STATED TASK:
Pictures are not part of the copy; repeat everything else in the records exactly.

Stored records
▼
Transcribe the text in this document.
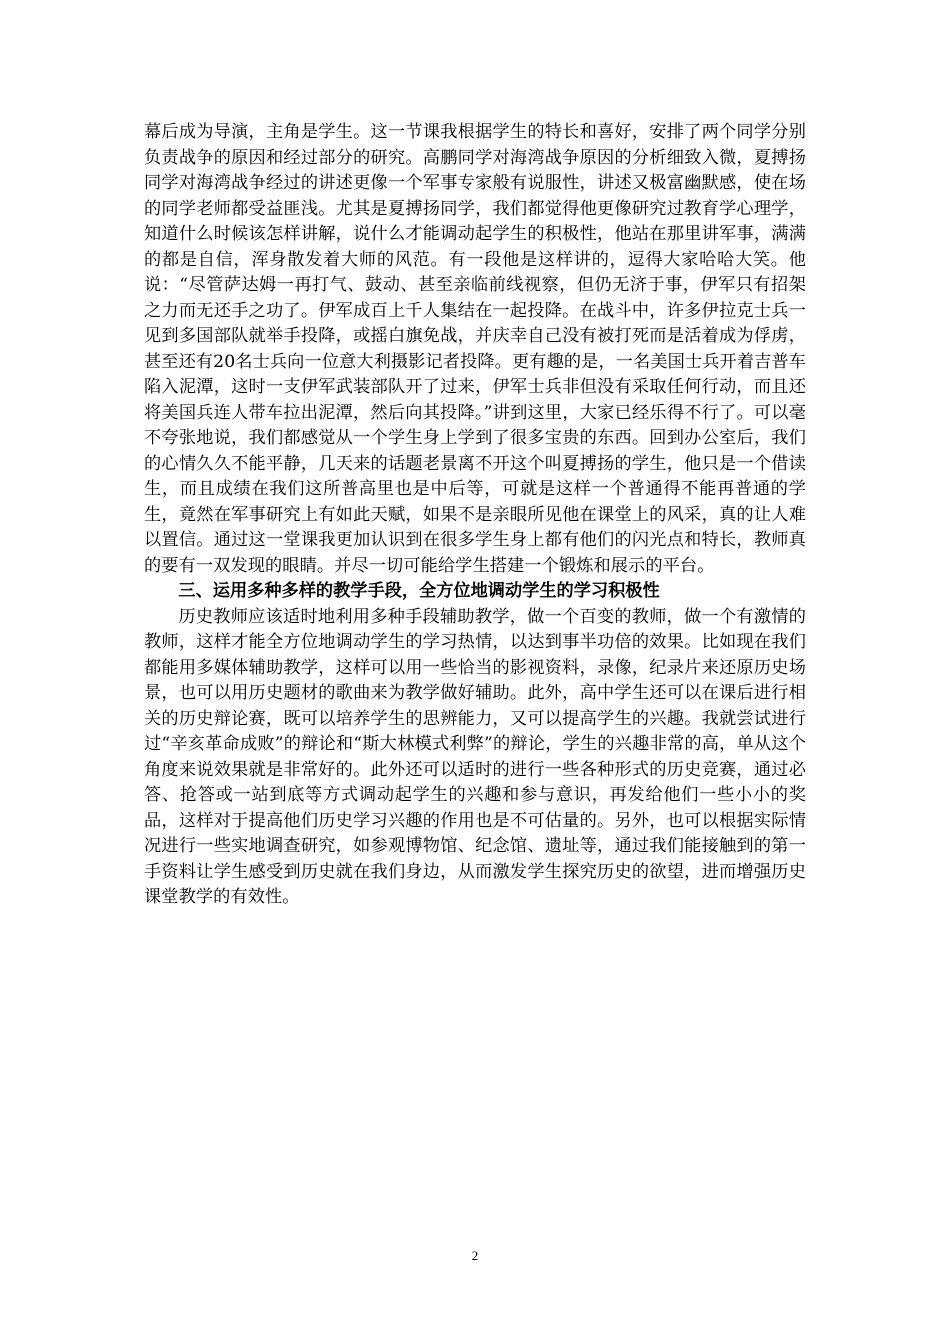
幕后成为导演，主角是学生。这一节课我根据学生的特长和喜好，安排了两个同学分别负责战争的原因和经过部分的研究。高鹏同学对海湾战争原因的分析细致入微，夏搏扬同学对海湾战争经过的讲述更像一个军事专家般有说服性，讲述又极富幽默感，使在场的同学老师都受益匪浅。尤其是夏搏扬同学，我们都觉得他更像研究过教育学心理学，知道什么时候该怎样讲解，说什么才能调动起学生的积极性，他站在那里讲军事，满满的都是自信，浑身散发着大师的风范。有一段他是这样讲的，逗得大家哈哈大笑。他说：“尽管萨达姆一再打气、鼓动、甚至亲临前线视察，但仍无济于事，伊军只有招架之力而无还手之功了。伊军成百上千人集结在一起投降。在战斗中，许多伊拉克士兵一见到多国部队就举手投降，或摇白旗免战，并庆幸自己没有被打死而是活着成为俘虏，甚至还有20名士兵向一位意大利摄影记者投降。更有趣的是，一名美国士兵开着吉普车陷入泥潭，这时一支伊军武装部队开了过来，伊军士兵非但没有采取任何行动，而且还将美国兵连人带车拉出泥潭，然后向其投降。”讲到这里，大家已经乐得不行了。可以毫不夸张地说，我们都感觉从一个学生身上学到了很多宝贵的东西。回到办公室后，我们的心情久久不能平静，几天来的话题老景离不开这个叫夏搏扬的学生，他只是一个借读生，而且成绩在我们这所普高里也是中后等，可就是这样一个普通得不能再普通的学生，竟然在军事研究上有如此天赋，如果不是亲眼所见他在课堂上的风采，真的让人难以置信。通过这一堂课我更加认识到在很多学生身上都有他们的闪光点和特长，教师真的要有一双发现的眼睛。并尽一切可能给学生搭建一个锻炼和展示的平台。

三、运用多种多样的教学手段，全方位地调动学生的学习积极性

历史教师应该适时地利用多种手段辅助教学，做一个百变的教师，做一个有激情的教师，这样才能全方位地调动学生的学习热情，以达到事半功倍的效果。比如现在我们都能用多媒体辅助教学，这样可以用一些恰当的影视资料，录像，纪录片来还原历史场景，也可以用历史题材的歌曲来为教学做好辅助。此外，高中学生还可以在课后进行相关的历史辩论赛，既可以培养学生的思辨能力，又可以提高学生的兴趣。我就尝试进行过“辛亥革命成败”的辩论和“斯大林模式利弊”的辩论，学生的兴趣非常的高，单从这个角度来说效果就是非常好的。此外还可以适时的进行一些各种形式的历史竞赛，通过必答、抢答或一站到底等方式调动起学生的兴趣和参与意识，再发给他们一些小小的奖品，这样对于提高他们历史学习兴趣的作用也是不可估量的。另外，也可以根据实际情况进行一些实地调查研究，如参观博物馆、纪念馆、遗址等，通过我们能接触到的第一手资料让学生感受到历史就在我们身边，从而激发学生探究历史的欲望，进而增强历史课堂教学的有效性。

2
▲
THE REPLY:
Transcribe the text in this document.
幕后成为导演，主角是学生。这一节课我根据学生的特长和喜好，安排了两个同学分别负责战争的原因和经过部分的研究。高鹏同学对海湾战争原因的分析细致入微，夏搏扬同学对海湾战争经过的讲述更像一个军事专家般有说服性，讲述又极富幽默感，使在场的同学老师都受益匪浅。尤其是夏搏扬同学，我们都觉得他更像研究过教育学心理学，知道什么时候该怎样讲解，说什么才能调动起学生的积极性，他站在那里讲军事，满满的都是自信，浑身散发着大师的风范。有一段他是这样讲的，逗得大家哈哈大笑。他说：“尽管萨达姆一再打气、鼓动、甚至亲临前线视察，但仍无济于事，伊军只有招架之力而无还手之功了。伊军成百上千人集结在一起投降。在战斗中，许多伊拉克士兵一见到多国部队就举手投降，或摇白旗免战，并庆幸自己没有被打死而是活着成为俘虏，甚至还有20名士兵向一位意大利摄影记者投降。更有趣的是，一名美国士兵开着吉普车陷入泥潭，这时一支伊军武装部队开了过来，伊军士兵非但没有采取任何行动，而且还将美国兵连人带车拉出泥潭，然后向其投降。”讲到这里，大家已经乐得不行了。可以毫不夸张地说，我们都感觉从一个学生身上学到了很多宝贵的东西。回到办公室后，我们的心情久久不能平静，几天来的话题老景离不开这个叫夏搏扬的学生，他只是一个借读生，而且成绩在我们这所普高里也是中后等，可就是这样一个普通得不能再普通的学生，竟然在军事研究上有如此天赋，如果不是亲眼所见他在课堂上的风采，真的让人难以置信。通过这一堂课我更加认识到在很多学生身上都有他们的闪光点和特长，教师真的要有一双发现的眼睛。并尽一切可能给学生搭建一个锻炼和展示的平台。

三、运用多种多样的教学手段，全方位地调动学生的学习积极性

历史教师应该适时地利用多种手段辅助教学，做一个百变的教师，做一个有激情的教师，这样才能全方位地调动学生的学习热情，以达到事半功倍的效果。比如现在我们都能用多媒体辅助教学，这样可以用一些恰当的影视资料，录像，纪录片来还原历史场景，也可以用历史题材的歌曲来为教学做好辅助。此外，高中学生还可以在课后进行相关的历史辩论赛，既可以培养学生的思辨能力，又可以提高学生的兴趣。我就尝试进行过“辛亥革命成败”的辩论和“斯大林模式利弊”的辩论，学生的兴趣非常的高，单从这个角度来说效果就是非常好的。此外还可以适时的进行一些各种形式的历史竞赛，通过必答、抢答或一站到底等方式调动起学生的兴趣和参与意识，再发给他们一些小小的奖品，这样对于提高他们历史学习兴趣的作用也是不可估量的。另外，也可以根据实际情况进行一些实地调查研究，如参观博物馆、纪念馆、遗址等，通过我们能接触到的第一手资料让学生感受到历史就在我们身边，从而激发学生探究历史的欲望，进而增强历史课堂教学的有效性。

2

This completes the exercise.